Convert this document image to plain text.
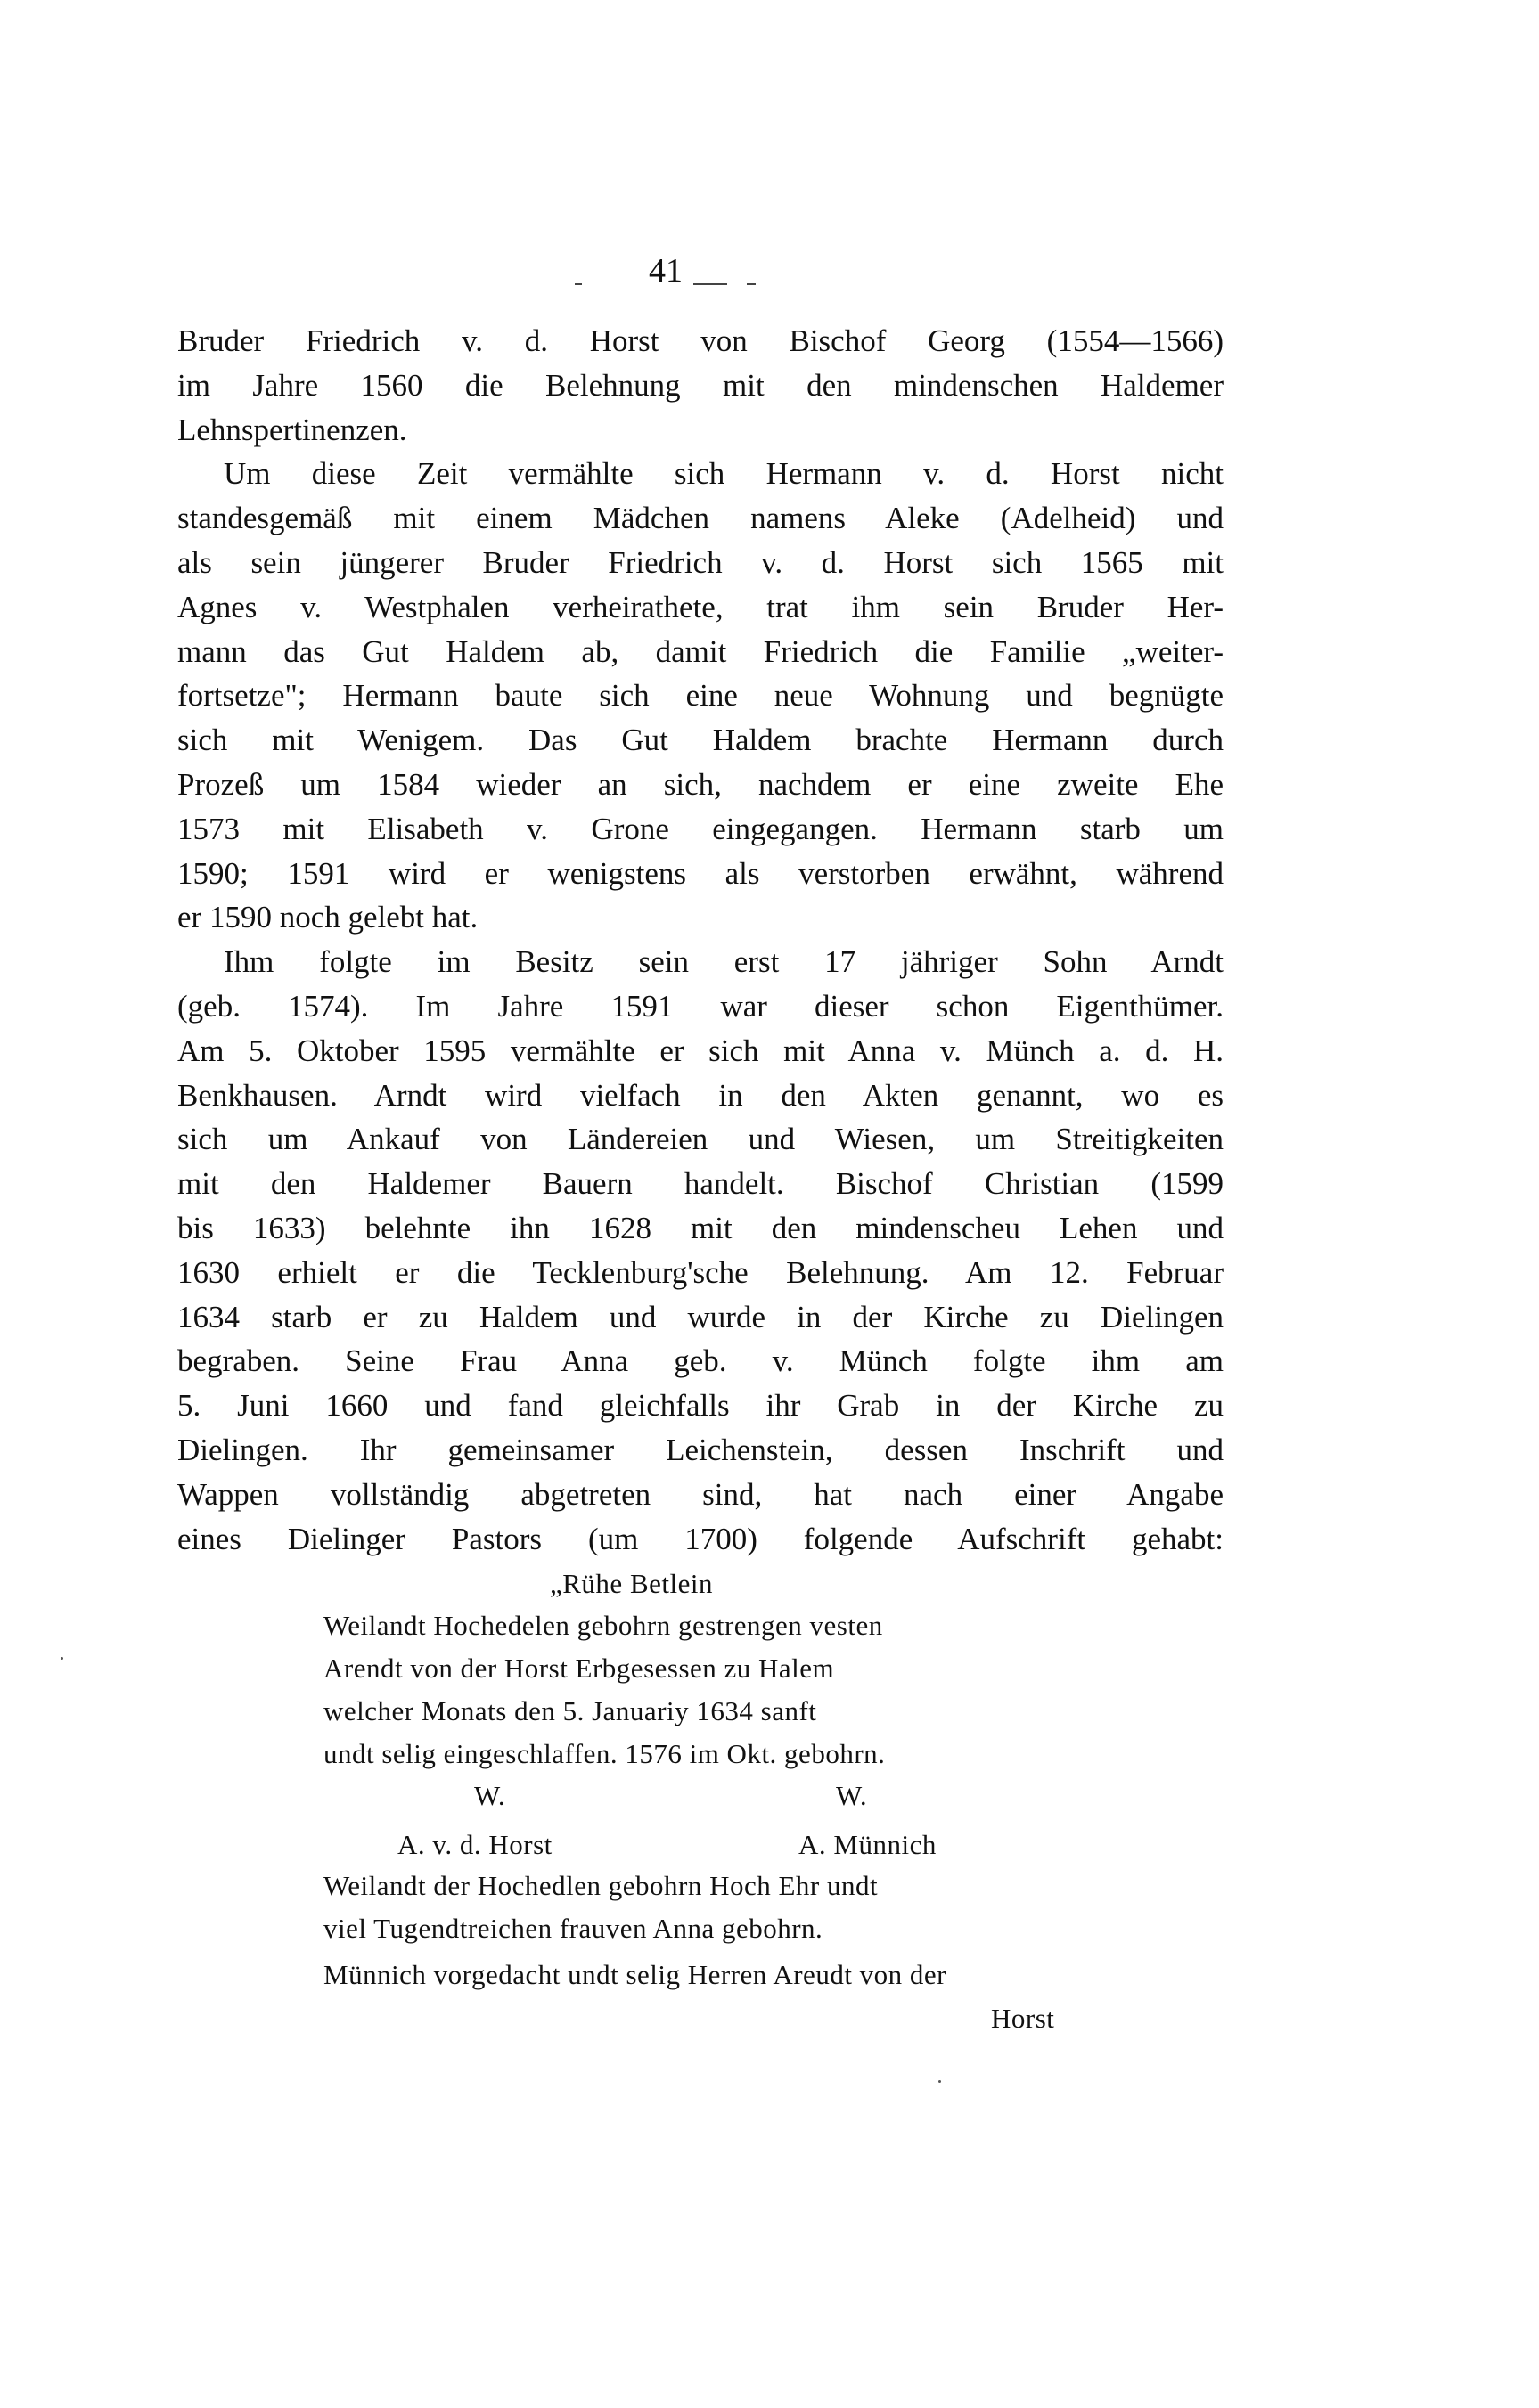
41
Bruder Friedrich v. d. Horst von Bischof Georg (1554—1566)
im Jahre 1560 die Belehnung mit den mindenschen Haldemer
Lehnspertinenzen.
Um diese Zeit vermählte sich Hermann v. d. Horst nicht
standesgemäß mit einem Mädchen namens Aleke (Adelheid) und
als sein jüngerer Bruder Friedrich v. d. Horst sich 1565 mit
Agnes v. Westphalen verheirathete, trat ihm sein Bruder Her-
mann das Gut Haldem ab, damit Friedrich die Familie „weiter-
fortsetze"; Hermann baute sich eine neue Wohnung und begnügte
sich mit Wenigem. Das Gut Haldem brachte Hermann durch
Prozeß um 1584 wieder an sich, nachdem er eine zweite Ehe
1573 mit Elisabeth v. Grone eingegangen. Hermann starb um
1590; 1591 wird er wenigstens als verstorben erwähnt, während
er 1590 noch gelebt hat.
Ihm folgte im Besitz sein erst 17 jähriger Sohn Arndt
(geb. 1574). Im Jahre 1591 war dieser schon Eigenthümer.
Am 5. Oktober 1595 vermählte er sich mit Anna v. Münch a. d. H.
Benkhausen. Arndt wird vielfach in den Akten genannt, wo es
sich um Ankauf von Ländereien und Wiesen, um Streitigkeiten
mit den Haldemer Bauern handelt. Bischof Christian (1599
bis 1633) belehnte ihn 1628 mit den mindenscheu Lehen und
1630 erhielt er die Tecklenburg'sche Belehnung. Am 12. Februar
1634 starb er zu Haldem und wurde in der Kirche zu Dielingen
begraben. Seine Frau Anna geb. v. Münch folgte ihm am
5. Juni 1660 und fand gleichfalls ihr Grab in der Kirche zu
Dielingen. Ihr gemeinsamer Leichenstein, dessen Inschrift und
Wappen vollständig abgetreten sind, hat nach einer Angabe
eines Dielinger Pastors (um 1700) folgende Aufschrift gehabt:
„Rühe Betlein
Weilandt Hochedelen gebohrn gestrengen vesten
Arendt von der Horst Erbgesessen zu Halem
welcher Monats den 5. Januariy 1634 sanft
undt selig eingeschlaffen. 1576 im Okt. gebohrn.
W.	W.
A. v. d. Horst	A. Münnich
Weilandt der Hochedlen gebohrn Hoch Ehr undt
viel Tugendtreichen frauven Anna gebohrn.
Münnich vorgedacht undt selig Herren Areudt von der
Horst
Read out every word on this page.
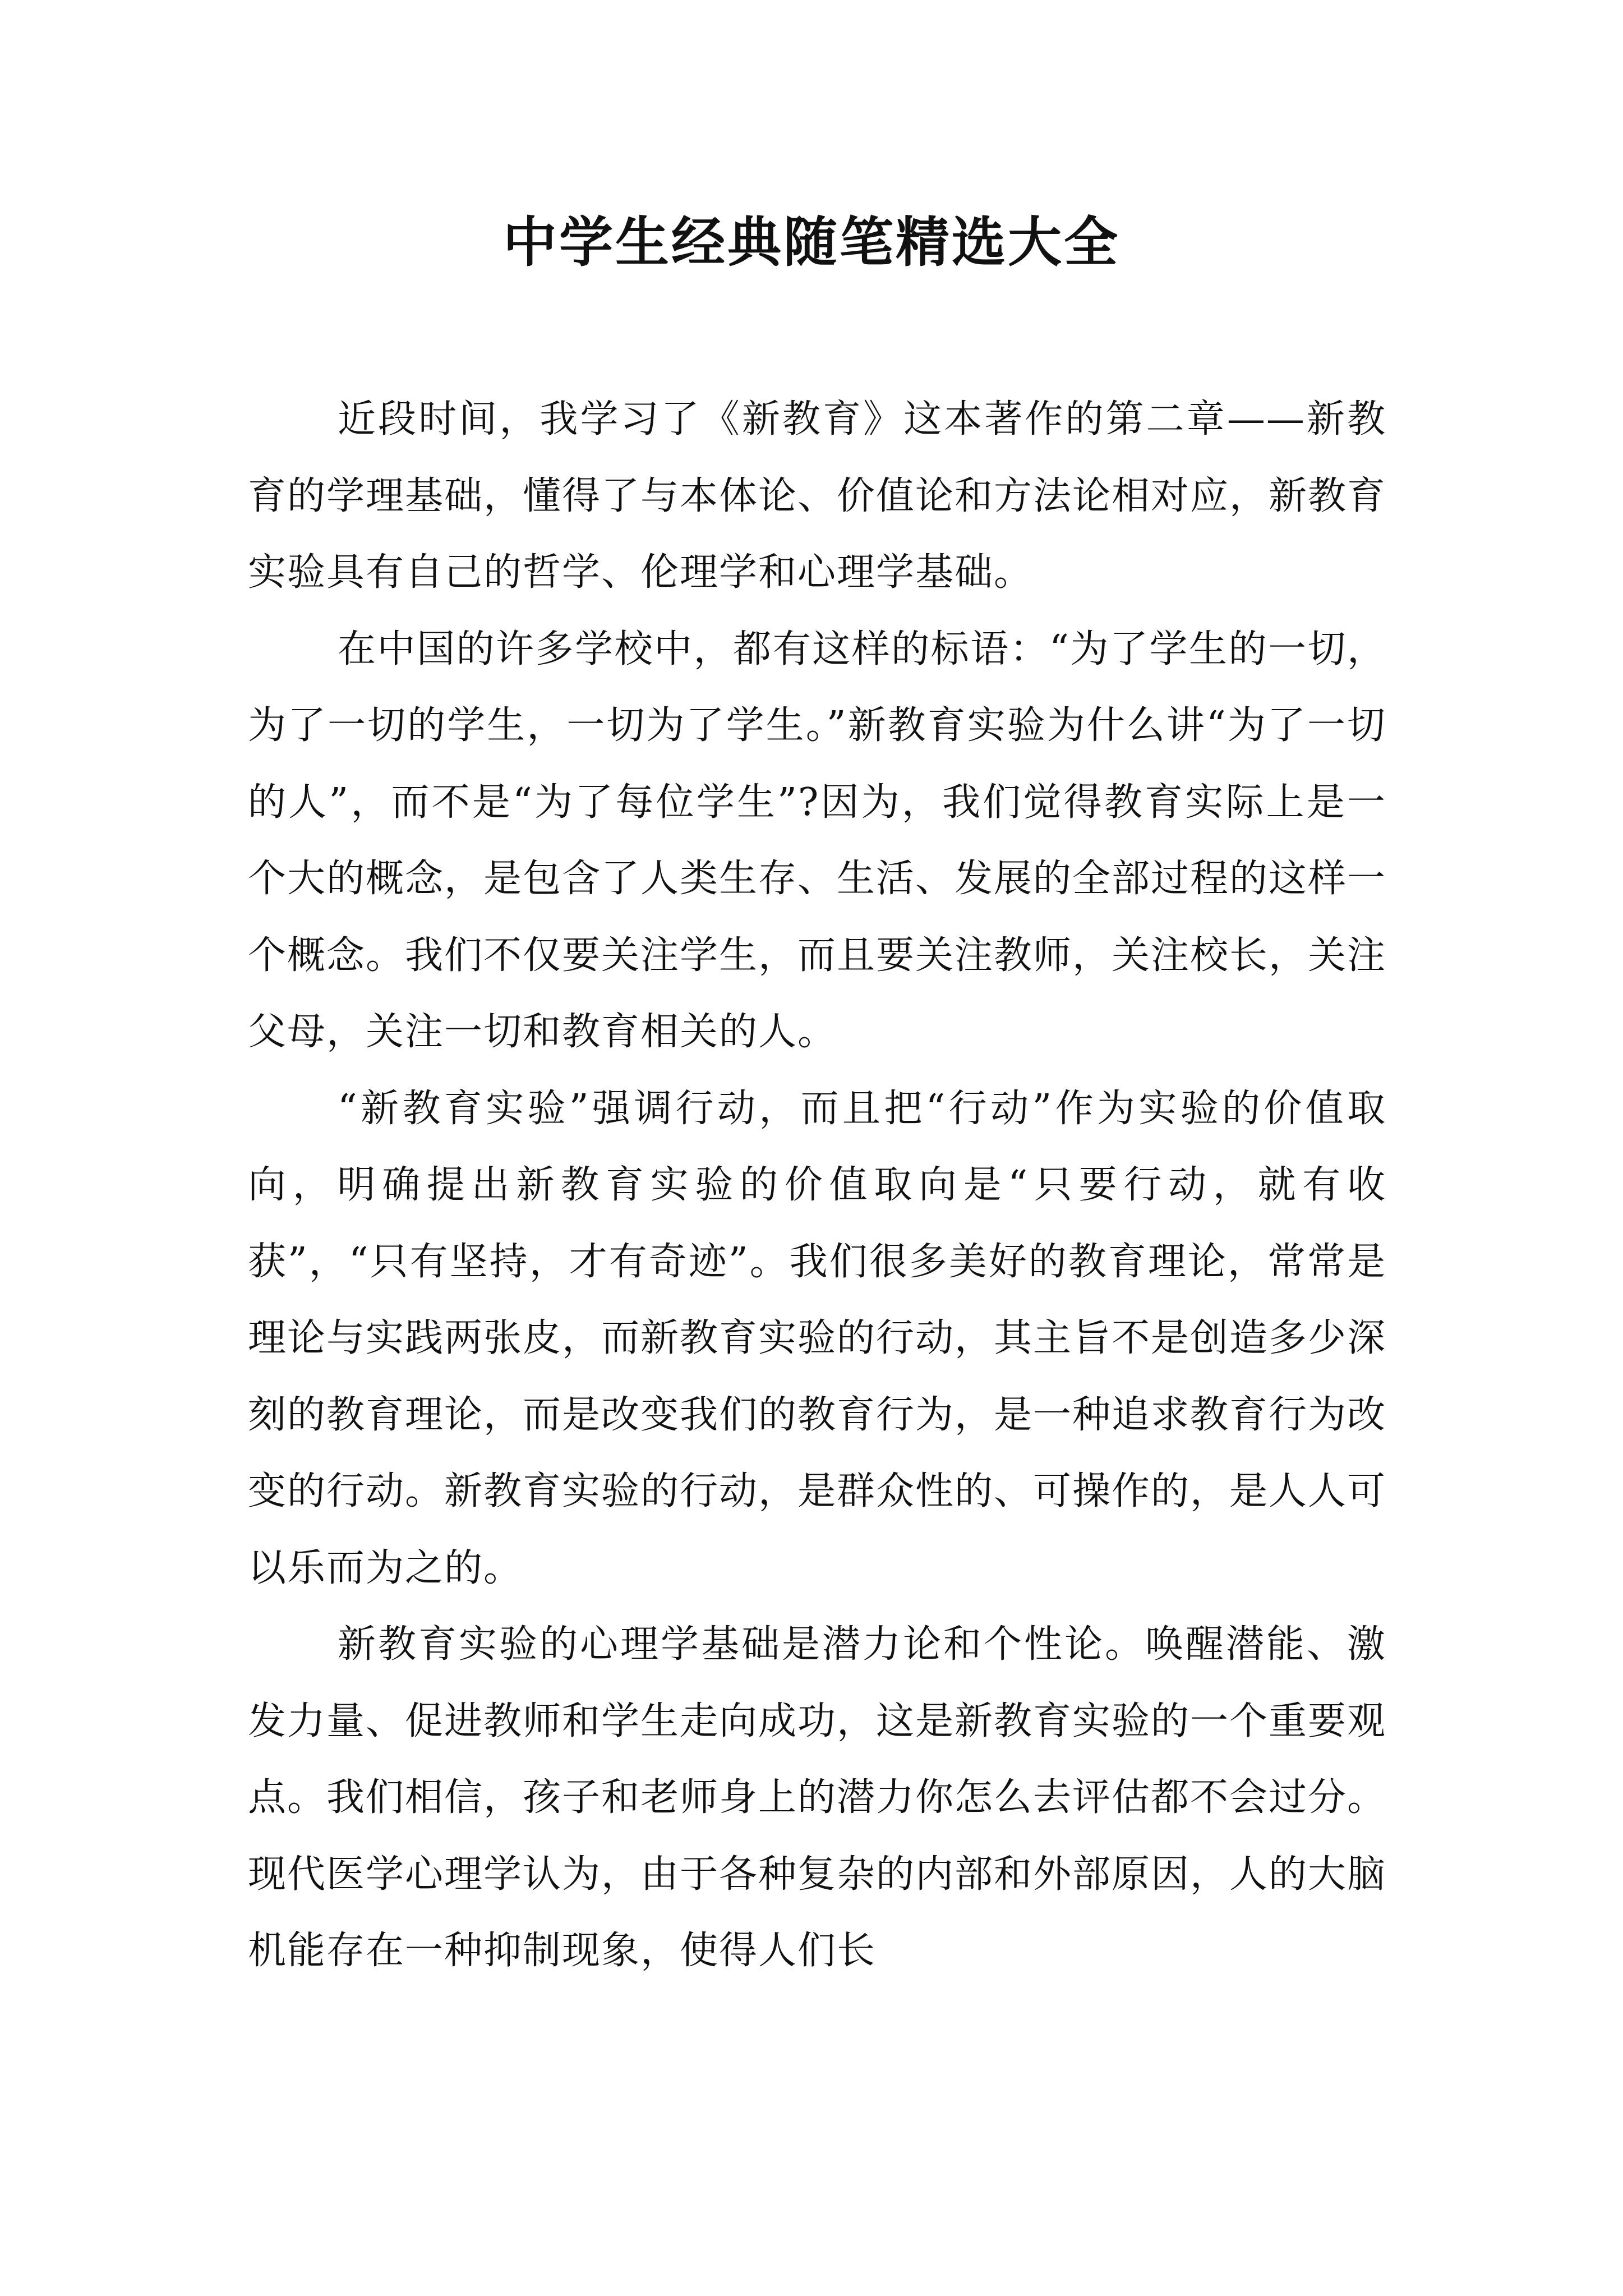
中学生经典随笔精选大全

近段时间，我学习了《新教育》这本著作的第二章——新教育的学理基础，懂得了与本体论、价值论和方法论相对应，新教育实验具有自己的哲学、伦理学和心理学基础。

在中国的许多学校中，都有这样的标语：“为了学生的一切，为了一切的学生，一切为了学生。”新教育实验为什么讲“为了一切的人”，而不是“为了每位学生”?因为，我们觉得教育实际上是一个大的概念，是包含了人类生存、生活、发展的全部过程的这样一个概念。我们不仅要关注学生，而且要关注教师，关注校长，关注父母，关注一切和教育相关的人。

“新教育实验”强调行动，而且把“行动”作为实验的价值取向，明确提出新教育实验的价值取向是“只要行动，就有收获”，“只有坚持，才有奇迹”。我们很多美好的教育理论，常常是理论与实践两张皮，而新教育实验的行动，其主旨不是创造多少深刻的教育理论，而是改变我们的教育行为，是一种追求教育行为改变的行动。新教育实验的行动，是群众性的、可操作的，是人人可以乐而为之的。

新教育实验的心理学基础是潜力论和个性论。唤醒潜能、激发力量、促进教师和学生走向成功，这是新教育实验的一个重要观点。我们相信，孩子和老师身上的潜力你怎么去评估都不会过分。现代医学心理学认为，由于各种复杂的内部和外部原因，人的大脑机能存在一种抑制现象，使得人们长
_ _ _ _ _ _ _
## What you have to do
Read through the entries and copy each line in which "Hermann" appears.

## Written response
Um diese Zeit vermählte sich Hermann v. d. Horst nicht
fortsetze"; Hermann baute sich eine neue Wohnung und begnügte
sich mit Wenigem. Das Gut Haldem brachte Hermann durch
1573 mit Elisabeth v. Grone eingegangen. Hermann starb um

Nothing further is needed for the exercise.